> [Task requirements]
Extract every line that includes the string "does".

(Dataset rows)
——

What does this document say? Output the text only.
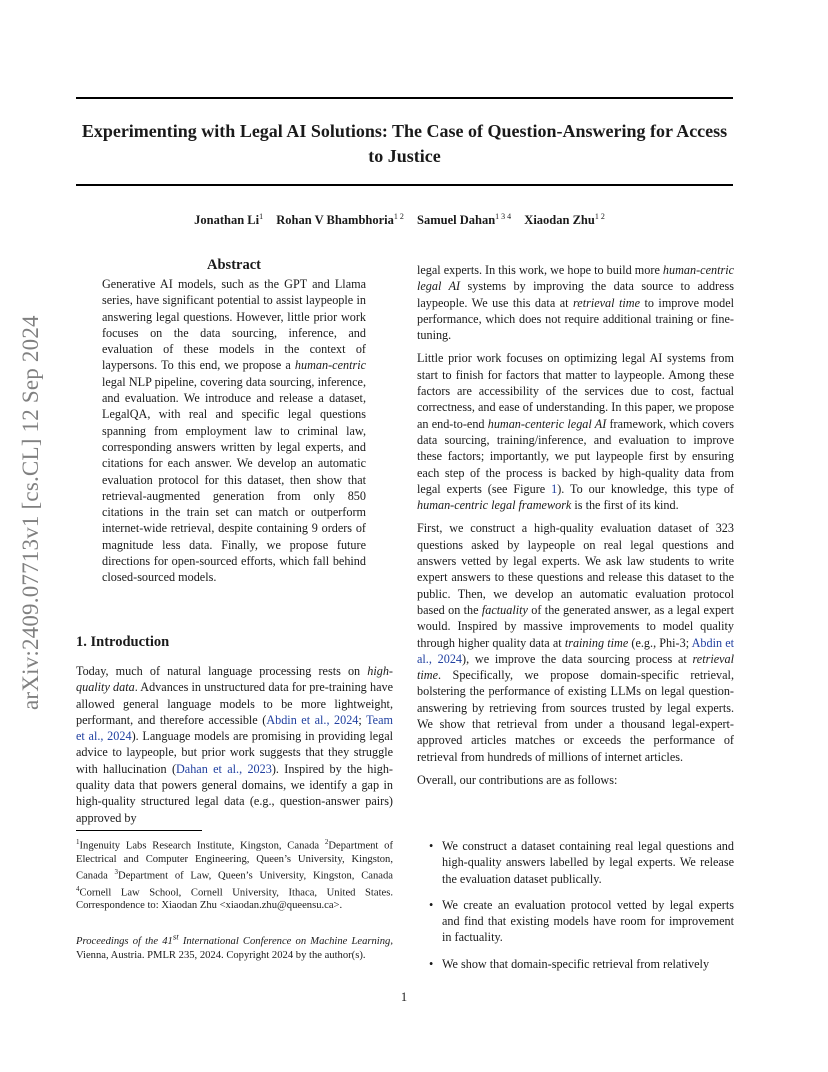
Experimenting with Legal AI Solutions: The Case of Question-Answering for Access to Justice
Jonathan Li$^1$ Rohan V Bhambhoria$^{1 2}$ Samuel Dahan$^{1 3 4}$ Xiaodan Zhu$^{1 2}$
arXiv:2409.07713v1 [cs.CL] 12 Sep 2024
Abstract

Generative AI models, such as the GPT and Llama series, have significant potential to assist laypeople in answering legal questions. However, little prior work focuses on the data sourcing, inference, and evaluation of these models in the context of laypersons. To this end, we propose a human-centric legal NLP pipeline, covering data sourcing, inference, and evaluation. We introduce and release a dataset, LegalQA, with real and specific legal questions spanning from employment law to criminal law, corresponding answers written by legal experts, and citations for each answer. We develop an automatic evaluation protocol for this dataset, then show that retrieval-augmented generation from only 850 citations in the train set can match or outperform internet-wide retrieval, despite containing 9 orders of magnitude less data. Finally, we propose future directions for open-sourced efforts, which fall behind closed-sourced models.

1. Introduction

Today, much of natural language processing rests on high-quality data. Advances in unstructured data for pre-training have allowed general language models to be more lightweight, performant, and therefore accessible (Abdin et al., 2024; Team et al., 2024). Language models are promising in providing legal advice to laypeople, but prior work suggests that they struggle with hallucination (Dahan et al., 2023). Inspired by the high-quality data that powers general domains, we identify a gap in high-quality structured legal data (e.g., question-answer pairs) approved by

$^1$Ingenuity Labs Research Institute, Kingston, Canada $^2$Department of Electrical and Computer Engineering, Queen’s University, Kingston, Canada $^3$Department of Law, Queen’s University, Kingston, Canada $^4$Cornell Law School, Cornell University, Ithaca, United States. Correspondence to: Xiaodan Zhu <xiaodan.zhu@queensu.ca>.
Proceedings of the 41st International Conference on Machine Learning, Vienna, Austria. PMLR 235, 2024. Copyright 2024 by the author(s).

legal experts. In this work, we hope to build more human-centric legal AI systems by improving the data source to address laypeople. We use this data at retrieval time to improve model performance, which does not require additional training or fine-tuning.

Little prior work focuses on optimizing legal AI systems from start to finish for factors that matter to laypeople. Among these factors are accessibility of the services due to cost, factual correctness, and ease of understanding. In this paper, we propose an end-to-end human-centeric legal AI framework, which covers data sourcing, training/inference, and evaluation to improve these factors; importantly, we put laypeople first by ensuring each step of the process is backed by high-quality data from legal experts (see Figure 1). To our knowledge, this type of human-centric legal framework is the first of its kind.

First, we construct a high-quality evaluation dataset of 323 questions asked by laypeople on real legal questions and answers vetted by legal experts. We ask law students to write expert answers to these questions and release this dataset to the public. Then, we develop an automatic evaluation protocol based on the factuality of the generated answer, as a legal expert would. Inspired by massive improvements to model quality through higher quality data at training time (e.g., Phi-3; Abdin et al., 2024), we improve the data sourcing process at retrieval time. Specifically, we propose domain-specific retrieval, bolstering the performance of existing LLMs on legal question-answering by retrieving from sources trusted by legal experts. We show that retrieval from under a thousand legal-expert-approved articles matches or exceeds the performance of retrieval from hundreds of millions of internet articles.

Overall, our contributions are as follows:

• We construct a dataset containing real legal questions and high-quality answers labelled by legal experts. We release the evaluation dataset publically.
• We create an evaluation protocol vetted by legal experts and find that existing models have room for improvement in factuality.
• We show that domain-specific retrieval from relatively
1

——

> [Result]
What does this document say? Output the text only.
legal experts. In this work, we hope to build more human-centric legal AI systems by improving the data source to address laypeople. We use this data at retrieval time to improve model performance, which does not require additional training or fine-tuning.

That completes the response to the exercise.